**Problem to solve:**
In the listing below, pick out lines with "Ειδικός".

**Records shown:**
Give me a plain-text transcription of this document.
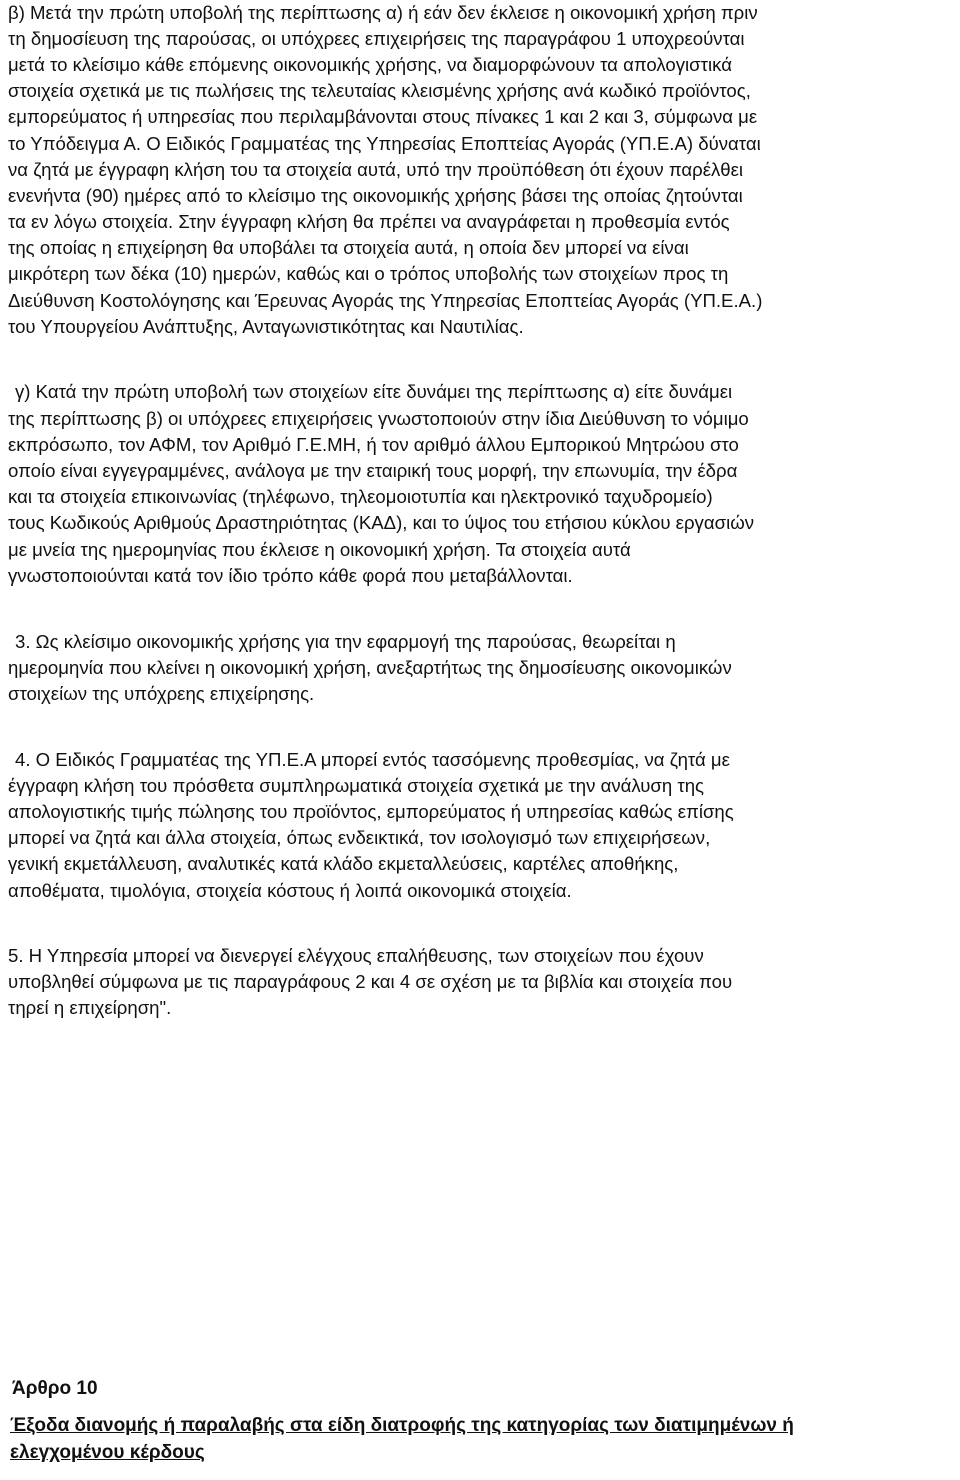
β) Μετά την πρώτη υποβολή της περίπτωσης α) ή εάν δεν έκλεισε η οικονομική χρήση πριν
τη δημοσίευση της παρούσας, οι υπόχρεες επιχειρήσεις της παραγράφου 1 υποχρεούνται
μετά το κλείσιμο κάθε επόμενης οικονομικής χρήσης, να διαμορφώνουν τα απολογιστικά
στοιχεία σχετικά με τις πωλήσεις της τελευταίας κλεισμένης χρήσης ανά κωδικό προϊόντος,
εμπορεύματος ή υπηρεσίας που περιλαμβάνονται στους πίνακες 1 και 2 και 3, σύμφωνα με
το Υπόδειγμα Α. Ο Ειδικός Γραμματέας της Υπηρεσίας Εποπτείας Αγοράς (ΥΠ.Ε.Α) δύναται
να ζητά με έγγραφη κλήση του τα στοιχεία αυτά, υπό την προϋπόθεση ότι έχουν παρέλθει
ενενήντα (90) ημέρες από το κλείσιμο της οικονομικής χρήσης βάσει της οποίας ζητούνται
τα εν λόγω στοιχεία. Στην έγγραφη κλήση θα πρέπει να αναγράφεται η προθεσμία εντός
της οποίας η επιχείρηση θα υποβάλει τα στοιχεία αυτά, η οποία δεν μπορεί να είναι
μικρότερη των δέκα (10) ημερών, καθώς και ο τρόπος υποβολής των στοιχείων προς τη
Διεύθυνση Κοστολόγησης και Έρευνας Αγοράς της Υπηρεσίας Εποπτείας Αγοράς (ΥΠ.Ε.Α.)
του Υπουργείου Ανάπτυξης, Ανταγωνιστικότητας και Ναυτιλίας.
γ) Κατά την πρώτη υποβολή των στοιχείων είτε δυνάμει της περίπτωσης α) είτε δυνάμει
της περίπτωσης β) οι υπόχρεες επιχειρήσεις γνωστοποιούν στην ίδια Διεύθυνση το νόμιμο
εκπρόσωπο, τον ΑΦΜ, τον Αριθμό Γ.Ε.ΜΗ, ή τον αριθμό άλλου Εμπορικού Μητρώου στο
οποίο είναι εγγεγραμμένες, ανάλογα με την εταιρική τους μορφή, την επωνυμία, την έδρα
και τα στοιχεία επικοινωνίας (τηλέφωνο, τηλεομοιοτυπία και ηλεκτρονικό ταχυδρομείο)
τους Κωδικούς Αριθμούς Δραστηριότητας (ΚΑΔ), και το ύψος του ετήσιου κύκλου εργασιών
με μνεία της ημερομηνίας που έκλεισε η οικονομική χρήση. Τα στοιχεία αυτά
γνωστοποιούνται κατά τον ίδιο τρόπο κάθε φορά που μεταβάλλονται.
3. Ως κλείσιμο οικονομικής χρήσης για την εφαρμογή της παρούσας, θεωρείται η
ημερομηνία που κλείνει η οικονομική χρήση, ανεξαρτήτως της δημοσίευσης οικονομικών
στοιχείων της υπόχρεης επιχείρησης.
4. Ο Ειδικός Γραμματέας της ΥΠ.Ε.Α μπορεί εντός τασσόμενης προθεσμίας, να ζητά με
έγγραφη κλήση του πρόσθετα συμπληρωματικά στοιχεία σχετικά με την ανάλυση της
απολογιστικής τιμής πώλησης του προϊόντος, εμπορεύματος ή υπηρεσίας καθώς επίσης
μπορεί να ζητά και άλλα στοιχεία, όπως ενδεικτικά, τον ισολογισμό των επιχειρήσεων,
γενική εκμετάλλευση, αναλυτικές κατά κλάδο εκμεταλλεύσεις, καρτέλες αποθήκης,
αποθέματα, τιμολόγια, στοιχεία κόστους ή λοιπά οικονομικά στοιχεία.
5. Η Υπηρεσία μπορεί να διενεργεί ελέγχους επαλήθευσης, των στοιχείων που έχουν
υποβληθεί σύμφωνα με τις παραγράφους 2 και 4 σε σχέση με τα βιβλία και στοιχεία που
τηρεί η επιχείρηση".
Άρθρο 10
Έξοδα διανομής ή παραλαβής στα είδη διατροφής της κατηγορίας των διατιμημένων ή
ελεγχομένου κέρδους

* * *

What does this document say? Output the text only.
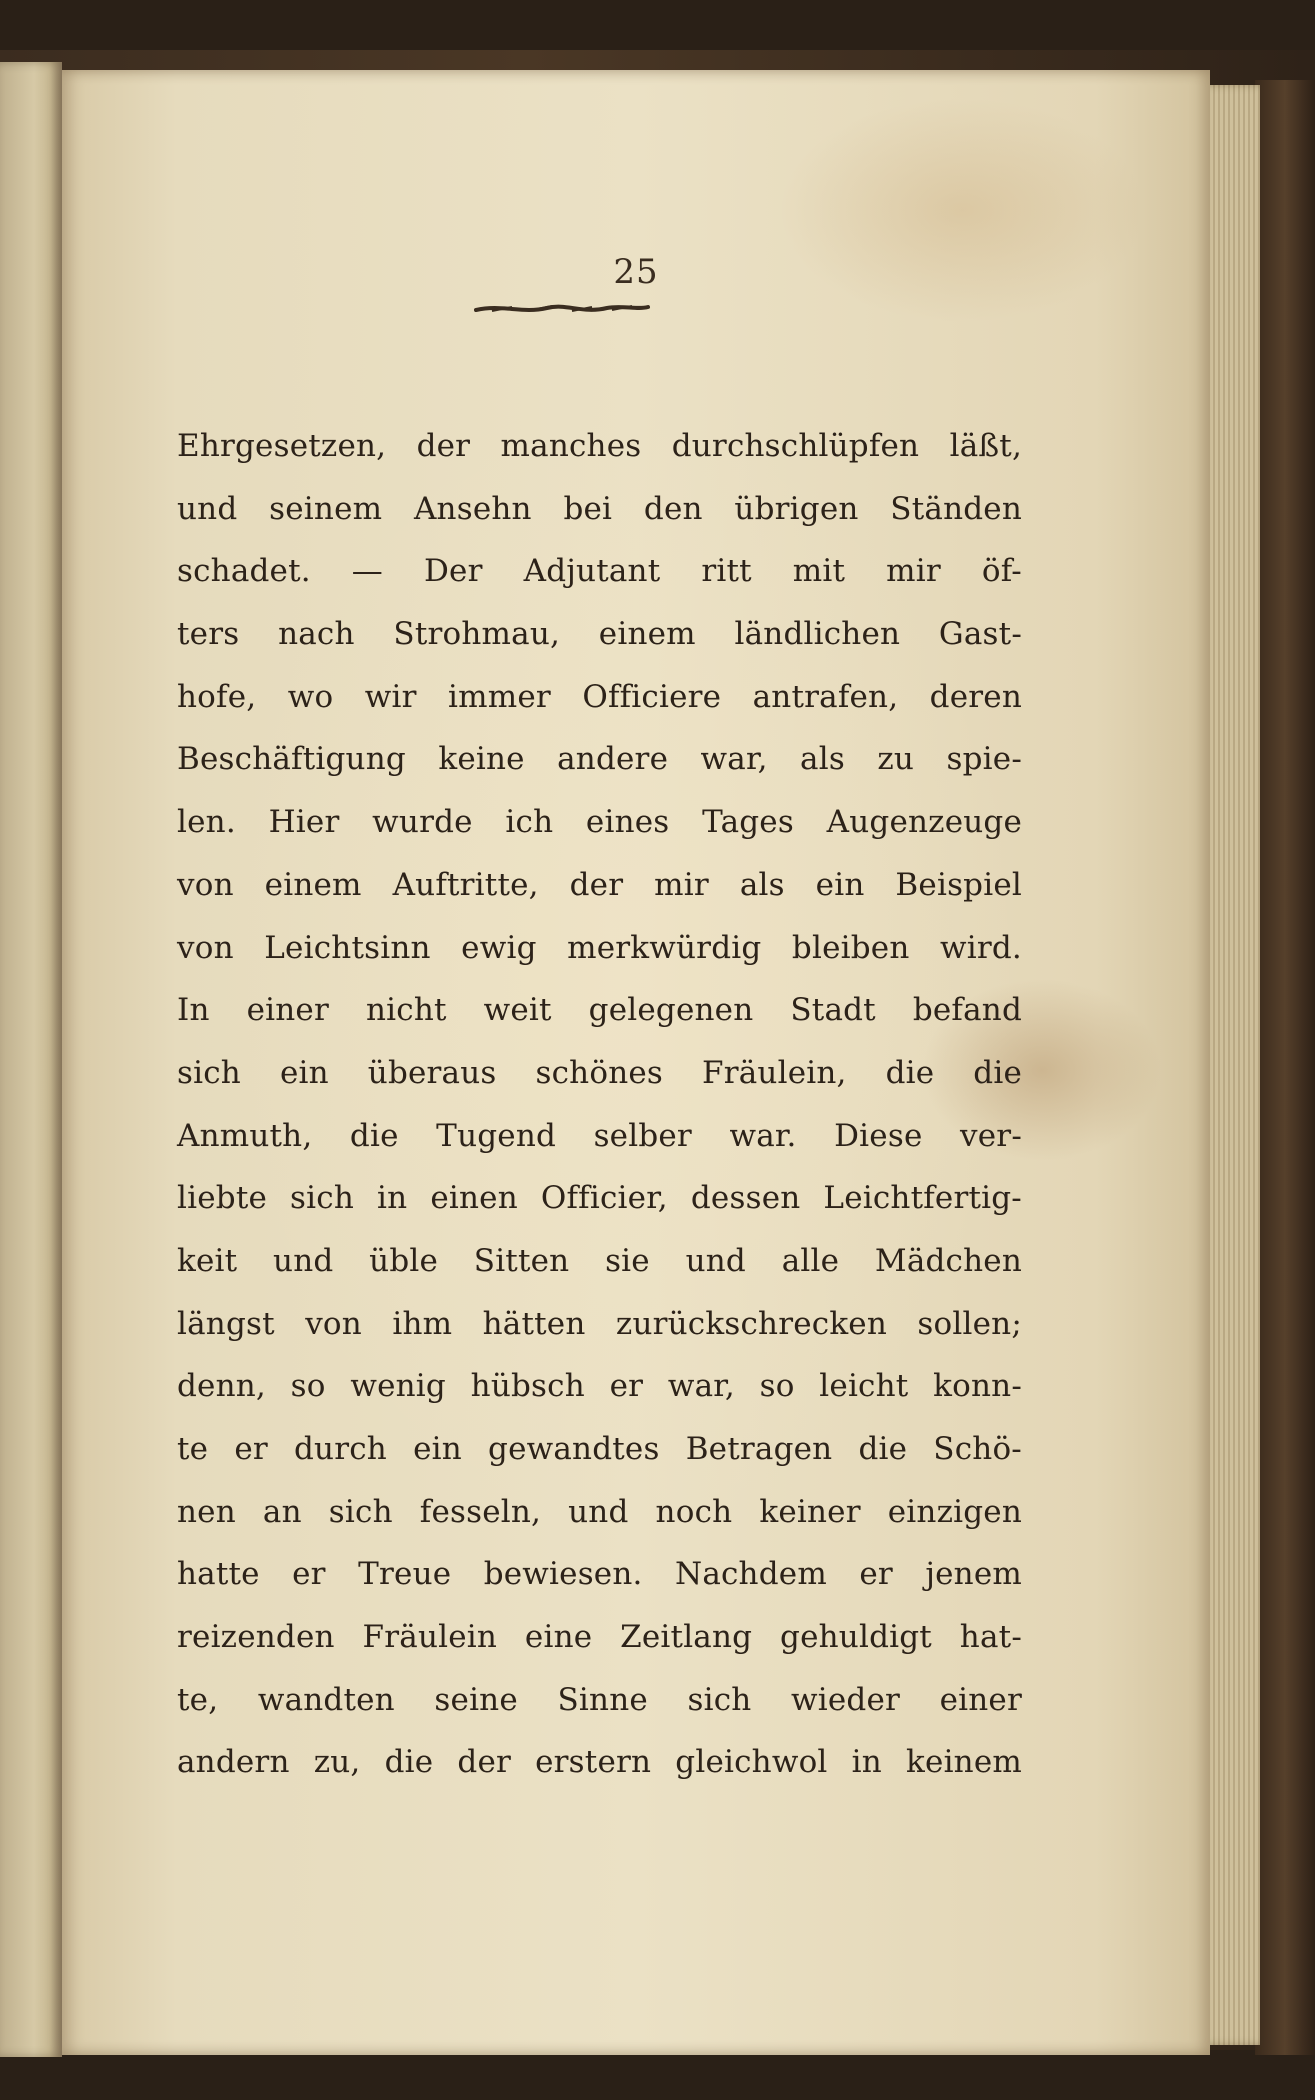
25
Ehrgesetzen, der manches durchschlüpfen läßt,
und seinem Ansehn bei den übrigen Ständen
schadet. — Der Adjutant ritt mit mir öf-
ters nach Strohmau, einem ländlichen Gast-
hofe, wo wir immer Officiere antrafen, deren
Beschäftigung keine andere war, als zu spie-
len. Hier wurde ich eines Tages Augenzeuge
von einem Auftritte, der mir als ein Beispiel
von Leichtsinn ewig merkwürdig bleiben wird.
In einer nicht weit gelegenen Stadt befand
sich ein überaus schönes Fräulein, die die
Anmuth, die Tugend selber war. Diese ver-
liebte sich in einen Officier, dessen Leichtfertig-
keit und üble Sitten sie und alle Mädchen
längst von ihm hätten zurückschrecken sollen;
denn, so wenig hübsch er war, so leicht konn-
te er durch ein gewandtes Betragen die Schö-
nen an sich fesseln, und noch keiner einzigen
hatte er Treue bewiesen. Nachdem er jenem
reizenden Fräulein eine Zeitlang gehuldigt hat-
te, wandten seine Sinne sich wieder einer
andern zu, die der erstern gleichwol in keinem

...

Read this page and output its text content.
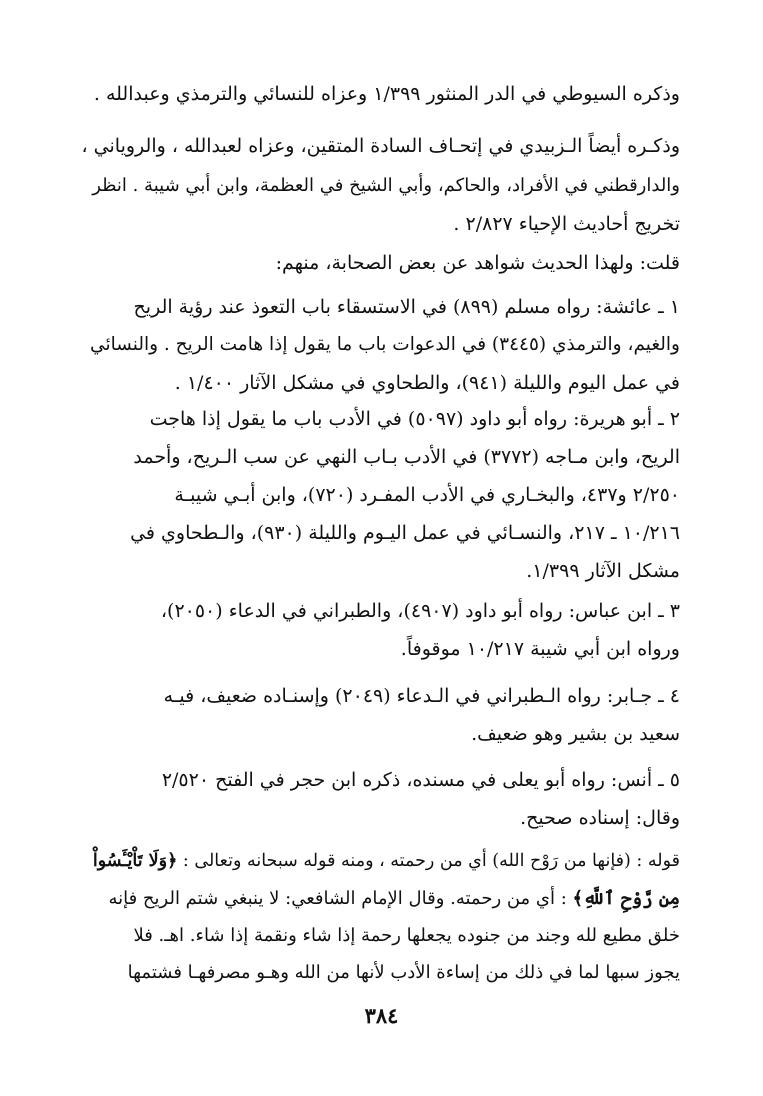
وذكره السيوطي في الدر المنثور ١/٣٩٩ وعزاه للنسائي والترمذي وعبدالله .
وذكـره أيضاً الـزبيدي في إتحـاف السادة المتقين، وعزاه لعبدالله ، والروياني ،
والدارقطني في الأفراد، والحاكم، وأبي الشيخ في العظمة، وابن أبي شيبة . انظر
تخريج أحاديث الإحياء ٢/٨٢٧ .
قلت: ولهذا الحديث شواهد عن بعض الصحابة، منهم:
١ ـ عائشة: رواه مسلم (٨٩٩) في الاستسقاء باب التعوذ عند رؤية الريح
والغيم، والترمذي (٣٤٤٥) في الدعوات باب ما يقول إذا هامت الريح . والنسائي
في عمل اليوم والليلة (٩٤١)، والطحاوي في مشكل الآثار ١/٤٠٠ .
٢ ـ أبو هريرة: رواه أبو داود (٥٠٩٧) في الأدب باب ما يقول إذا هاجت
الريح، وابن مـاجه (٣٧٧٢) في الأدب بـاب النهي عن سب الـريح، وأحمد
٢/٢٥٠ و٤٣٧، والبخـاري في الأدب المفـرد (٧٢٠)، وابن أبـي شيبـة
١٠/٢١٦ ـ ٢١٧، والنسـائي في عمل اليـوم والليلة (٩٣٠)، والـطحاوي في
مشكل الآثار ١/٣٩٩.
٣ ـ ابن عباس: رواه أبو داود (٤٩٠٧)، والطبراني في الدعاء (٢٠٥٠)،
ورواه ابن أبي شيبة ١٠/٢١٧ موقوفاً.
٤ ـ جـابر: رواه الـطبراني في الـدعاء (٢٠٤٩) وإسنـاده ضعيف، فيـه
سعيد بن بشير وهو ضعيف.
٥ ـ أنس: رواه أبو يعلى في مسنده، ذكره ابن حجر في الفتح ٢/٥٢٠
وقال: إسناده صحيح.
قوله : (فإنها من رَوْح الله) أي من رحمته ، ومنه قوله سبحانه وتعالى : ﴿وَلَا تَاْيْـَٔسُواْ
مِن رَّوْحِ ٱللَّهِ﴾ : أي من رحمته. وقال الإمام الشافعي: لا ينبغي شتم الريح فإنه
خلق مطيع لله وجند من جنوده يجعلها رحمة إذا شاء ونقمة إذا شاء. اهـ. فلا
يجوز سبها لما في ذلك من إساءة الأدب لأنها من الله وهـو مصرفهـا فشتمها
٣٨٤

**Final answer:**
το Υπόδειγμα Α. Ο Ειδικός Γραμματέας της Υπηρεσίας Εποπτείας Αγοράς (ΥΠ.Ε.Α) δύναται
4. Ο Ειδικός Γραμματέας της ΥΠ.Ε.Α μπορεί εντός τασσόμενης προθεσμίας, να ζητά με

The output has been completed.